An exact copy of every record is needed.

=== Supplied records ===

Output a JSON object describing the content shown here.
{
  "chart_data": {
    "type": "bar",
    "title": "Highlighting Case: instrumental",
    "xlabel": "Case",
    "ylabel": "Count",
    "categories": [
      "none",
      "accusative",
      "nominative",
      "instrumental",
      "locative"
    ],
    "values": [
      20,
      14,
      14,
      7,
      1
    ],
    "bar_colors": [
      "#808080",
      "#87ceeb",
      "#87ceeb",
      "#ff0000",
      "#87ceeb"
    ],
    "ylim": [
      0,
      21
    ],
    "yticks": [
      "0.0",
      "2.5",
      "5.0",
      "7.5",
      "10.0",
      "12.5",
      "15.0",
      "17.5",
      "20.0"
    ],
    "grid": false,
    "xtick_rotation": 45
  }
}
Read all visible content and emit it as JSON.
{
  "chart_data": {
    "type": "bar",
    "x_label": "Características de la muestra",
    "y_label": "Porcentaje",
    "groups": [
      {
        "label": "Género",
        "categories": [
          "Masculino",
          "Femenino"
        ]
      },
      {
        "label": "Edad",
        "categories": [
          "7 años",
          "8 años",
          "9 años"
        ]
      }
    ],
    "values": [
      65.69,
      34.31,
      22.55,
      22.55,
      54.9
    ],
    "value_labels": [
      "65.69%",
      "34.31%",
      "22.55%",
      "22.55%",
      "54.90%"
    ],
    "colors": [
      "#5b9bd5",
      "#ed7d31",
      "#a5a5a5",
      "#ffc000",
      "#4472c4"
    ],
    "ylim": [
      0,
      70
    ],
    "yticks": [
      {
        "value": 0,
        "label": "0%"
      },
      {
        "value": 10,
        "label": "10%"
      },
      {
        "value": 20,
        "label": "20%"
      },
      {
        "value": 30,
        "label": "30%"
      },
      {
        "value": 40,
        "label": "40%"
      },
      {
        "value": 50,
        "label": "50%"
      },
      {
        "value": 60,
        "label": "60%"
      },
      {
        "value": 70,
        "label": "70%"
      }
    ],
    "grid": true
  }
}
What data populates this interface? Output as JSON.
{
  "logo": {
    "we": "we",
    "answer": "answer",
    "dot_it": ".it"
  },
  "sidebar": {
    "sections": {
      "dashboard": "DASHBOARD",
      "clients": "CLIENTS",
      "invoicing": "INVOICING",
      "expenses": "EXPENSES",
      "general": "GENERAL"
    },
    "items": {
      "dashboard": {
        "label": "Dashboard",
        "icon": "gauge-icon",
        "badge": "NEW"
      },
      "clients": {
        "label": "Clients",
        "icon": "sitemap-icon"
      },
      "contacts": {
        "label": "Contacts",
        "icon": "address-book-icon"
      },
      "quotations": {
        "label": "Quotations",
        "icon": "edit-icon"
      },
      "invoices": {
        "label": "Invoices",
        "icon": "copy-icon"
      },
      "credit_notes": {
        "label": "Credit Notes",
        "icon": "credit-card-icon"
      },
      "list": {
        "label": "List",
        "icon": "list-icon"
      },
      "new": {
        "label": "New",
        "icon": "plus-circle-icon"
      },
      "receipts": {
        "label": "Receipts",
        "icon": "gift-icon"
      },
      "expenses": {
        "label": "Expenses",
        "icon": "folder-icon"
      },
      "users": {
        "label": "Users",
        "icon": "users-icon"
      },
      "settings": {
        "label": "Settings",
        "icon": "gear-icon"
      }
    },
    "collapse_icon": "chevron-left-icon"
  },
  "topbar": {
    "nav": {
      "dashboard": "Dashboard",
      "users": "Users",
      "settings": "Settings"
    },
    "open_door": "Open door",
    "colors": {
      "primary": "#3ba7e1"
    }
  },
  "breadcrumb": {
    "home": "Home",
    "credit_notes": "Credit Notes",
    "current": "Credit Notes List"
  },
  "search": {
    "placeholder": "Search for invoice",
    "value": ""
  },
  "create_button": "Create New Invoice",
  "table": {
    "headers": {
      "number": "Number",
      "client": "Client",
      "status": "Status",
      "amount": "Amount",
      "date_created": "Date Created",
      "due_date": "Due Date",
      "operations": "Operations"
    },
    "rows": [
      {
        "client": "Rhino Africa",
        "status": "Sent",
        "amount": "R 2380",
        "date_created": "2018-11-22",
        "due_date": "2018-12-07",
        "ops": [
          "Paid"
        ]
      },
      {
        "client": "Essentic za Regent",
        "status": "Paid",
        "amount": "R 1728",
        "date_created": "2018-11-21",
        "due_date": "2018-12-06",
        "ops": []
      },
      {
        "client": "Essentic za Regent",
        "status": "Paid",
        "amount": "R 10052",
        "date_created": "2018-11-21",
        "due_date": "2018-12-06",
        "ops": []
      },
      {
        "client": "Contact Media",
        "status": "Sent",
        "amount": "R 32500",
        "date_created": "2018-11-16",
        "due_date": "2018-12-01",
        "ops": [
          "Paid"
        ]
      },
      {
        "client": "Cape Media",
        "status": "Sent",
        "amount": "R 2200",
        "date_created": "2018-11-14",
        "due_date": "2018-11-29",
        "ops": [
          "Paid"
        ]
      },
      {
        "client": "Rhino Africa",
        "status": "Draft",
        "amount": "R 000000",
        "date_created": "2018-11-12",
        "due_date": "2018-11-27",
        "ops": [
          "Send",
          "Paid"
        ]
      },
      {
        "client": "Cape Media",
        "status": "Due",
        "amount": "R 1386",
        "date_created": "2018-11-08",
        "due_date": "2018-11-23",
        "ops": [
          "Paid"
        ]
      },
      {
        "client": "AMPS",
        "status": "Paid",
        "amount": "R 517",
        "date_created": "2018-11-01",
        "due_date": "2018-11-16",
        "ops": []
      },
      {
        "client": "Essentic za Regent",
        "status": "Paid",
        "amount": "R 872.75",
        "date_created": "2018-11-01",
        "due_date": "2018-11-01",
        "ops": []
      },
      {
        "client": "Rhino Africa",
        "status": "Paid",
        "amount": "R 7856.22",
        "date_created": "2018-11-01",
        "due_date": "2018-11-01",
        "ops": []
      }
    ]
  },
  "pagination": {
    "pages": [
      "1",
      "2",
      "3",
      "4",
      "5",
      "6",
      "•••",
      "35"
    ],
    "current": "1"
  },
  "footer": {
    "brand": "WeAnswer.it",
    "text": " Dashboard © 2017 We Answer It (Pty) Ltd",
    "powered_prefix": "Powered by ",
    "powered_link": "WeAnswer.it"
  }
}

===

Task result:
Output a JSON object describing the content shown here.
{
  "chart_data": {
    "type": "bar",
    "title": "Highlighting Case: instrumental",
    "xlabel": "Case",
    "ylabel": "Count",
    "categories": [
      "none",
      "accusative",
      "nominative",
      "instrumental",
      "locative"
    ],
    "values": [
      20,
      14,
      14,
      7,
      1
    ],
    "bar_colors": [
      "#808080",
      "#87ceeb",
      "#87ceeb",
      "#ff0000",
      "#87ceeb"
    ],
    "ylim": [
      0,
      21
    ],
    "yticks": [
      "0.0",
      "2.5",
      "5.0",
      "7.5",
      "10.0",
      "12.5",
      "15.0",
      "17.5",
      "20.0"
    ],
    "grid": false,
    "xtick_rotation": 45
  }
}
Read all visible content and emit it as JSON.
{
  "chart_data": {
    "type": "bar",
    "x_label": "Características de la muestra",
    "y_label": "Porcentaje",
    "groups": [
      {
        "label": "Género",
        "categories": [
          "Masculino",
          "Femenino"
        ]
      },
      {
        "label": "Edad",
        "categories": [
          "7 años",
          "8 años",
          "9 años"
        ]
      }
    ],
    "values": [
      65.69,
      34.31,
      22.55,
      22.55,
      54.9
    ],
    "value_labels": [
      "65.69%",
      "34.31%",
      "22.55%",
      "22.55%",
      "54.90%"
    ],
    "colors": [
      "#5b9bd5",
      "#ed7d31",
      "#a5a5a5",
      "#ffc000",
      "#4472c4"
    ],
    "ylim": [
      0,
      70
    ],
    "yticks": [
      {
        "value": 0,
        "label": "0%"
      },
      {
        "value": 10,
        "label": "10%"
      },
      {
        "value": 20,
        "label": "20%"
      },
      {
        "value": 30,
        "label": "30%"
      },
      {
        "value": 40,
        "label": "40%"
      },
      {
        "value": 50,
        "label": "50%"
      },
      {
        "value": 60,
        "label": "60%"
      },
      {
        "value": 70,
        "label": "70%"
      }
    ],
    "grid": true
  }
}
What data populates this interface? Output as JSON.
{
  "logo": {
    "we": "we",
    "answer": "answer",
    "dot_it": ".it"
  },
  "sidebar": {
    "sections": {
      "dashboard": "DASHBOARD",
      "clients": "CLIENTS",
      "invoicing": "INVOICING",
      "expenses": "EXPENSES",
      "general": "GENERAL"
    },
    "items": {
      "dashboard": {
        "label": "Dashboard",
        "icon": "gauge-icon",
        "badge": "NEW"
      },
      "clients": {
        "label": "Clients",
        "icon": "sitemap-icon"
      },
      "contacts": {
        "label": "Contacts",
        "icon": "address-book-icon"
      },
      "quotations": {
        "label": "Quotations",
        "icon": "edit-icon"
      },
      "invoices": {
        "label": "Invoices",
        "icon": "copy-icon"
      },
      "credit_notes": {
        "label": "Credit Notes",
        "icon": "credit-card-icon"
      },
      "list": {
        "label": "List",
        "icon": "list-icon"
      },
      "new": {
        "label": "New",
        "icon": "plus-circle-icon"
      },
      "receipts": {
        "label": "Receipts",
        "icon": "gift-icon"
      },
      "expenses": {
        "label": "Expenses",
        "icon": "folder-icon"
      },
      "users": {
        "label": "Users",
        "icon": "users-icon"
      },
      "settings": {
        "label": "Settings",
        "icon": "gear-icon"
      }
    },
    "collapse_icon": "chevron-left-icon"
  },
  "topbar": {
    "nav": {
      "dashboard": "Dashboard",
      "users": "Users",
      "settings": "Settings"
    },
    "open_door": "Open door",
    "colors": {
      "primary": "#3ba7e1"
    }
  },
  "breadcrumb": {
    "home": "Home",
    "credit_notes": "Credit Notes",
    "current": "Credit Notes List"
  },
  "search": {
    "placeholder": "Search for invoice",
    "value": ""
  },
  "create_button": "Create New Invoice",
  "table": {
    "headers": {
      "number": "Number",
      "client": "Client",
      "status": "Status",
      "amount": "Amount",
      "date_created": "Date Created",
      "due_date": "Due Date",
      "operations": "Operations"
    },
    "rows": [
      {
        "client": "Rhino Africa",
        "status": "Sent",
        "amount": "R 2380",
        "date_created": "2018-11-22",
        "due_date": "2018-12-07",
        "ops": [
          "Paid"
        ]
      },
      {
        "client": "Essentic za Regent",
        "status": "Paid",
        "amount": "R 1728",
        "date_created": "2018-11-21",
        "due_date": "2018-12-06",
        "ops": []
      },
      {
        "client": "Essentic za Regent",
        "status": "Paid",
        "amount": "R 10052",
        "date_created": "2018-11-21",
        "due_date": "2018-12-06",
        "ops": []
      },
      {
        "client": "Contact Media",
        "status": "Sent",
        "amount": "R 32500",
        "date_created": "2018-11-16",
        "due_date": "2018-12-01",
        "ops": [
          "Paid"
        ]
      },
      {
        "client": "Cape Media",
        "status": "Sent",
        "amount": "R 2200",
        "date_created": "2018-11-14",
        "due_date": "2018-11-29",
        "ops": [
          "Paid"
        ]
      },
      {
        "client": "Rhino Africa",
        "status": "Draft",
        "amount": "R 000000",
        "date_created": "2018-11-12",
        "due_date": "2018-11-27",
        "ops": [
          "Send",
          "Paid"
        ]
      },
      {
        "client": "Cape Media",
        "status": "Due",
        "amount": "R 1386",
        "date_created": "2018-11-08",
        "due_date": "2018-11-23",
        "ops": [
          "Paid"
        ]
      },
      {
        "client": "AMPS",
        "status": "Paid",
        "amount": "R 517",
        "date_created": "2018-11-01",
        "due_date": "2018-11-16",
        "ops": []
      },
      {
        "client": "Essentic za Regent",
        "status": "Paid",
        "amount": "R 872.75",
        "date_created": "2018-11-01",
        "due_date": "2018-11-01",
        "ops": []
      },
      {
        "client": "Rhino Africa",
        "status": "Paid",
        "amount": "R 7856.22",
        "date_created": "2018-11-01",
        "due_date": "2018-11-01",
        "ops": []
      }
    ]
  },
  "pagination": {
    "pages": [
      "1",
      "2",
      "3",
      "4",
      "5",
      "6",
      "•••",
      "35"
    ],
    "current": "1"
  },
  "footer": {
    "brand": "WeAnswer.it",
    "text": " Dashboard © 2017 We Answer It (Pty) Ltd",
    "powered_prefix": "Powered by ",
    "powered_link": "WeAnswer.it"
  }
}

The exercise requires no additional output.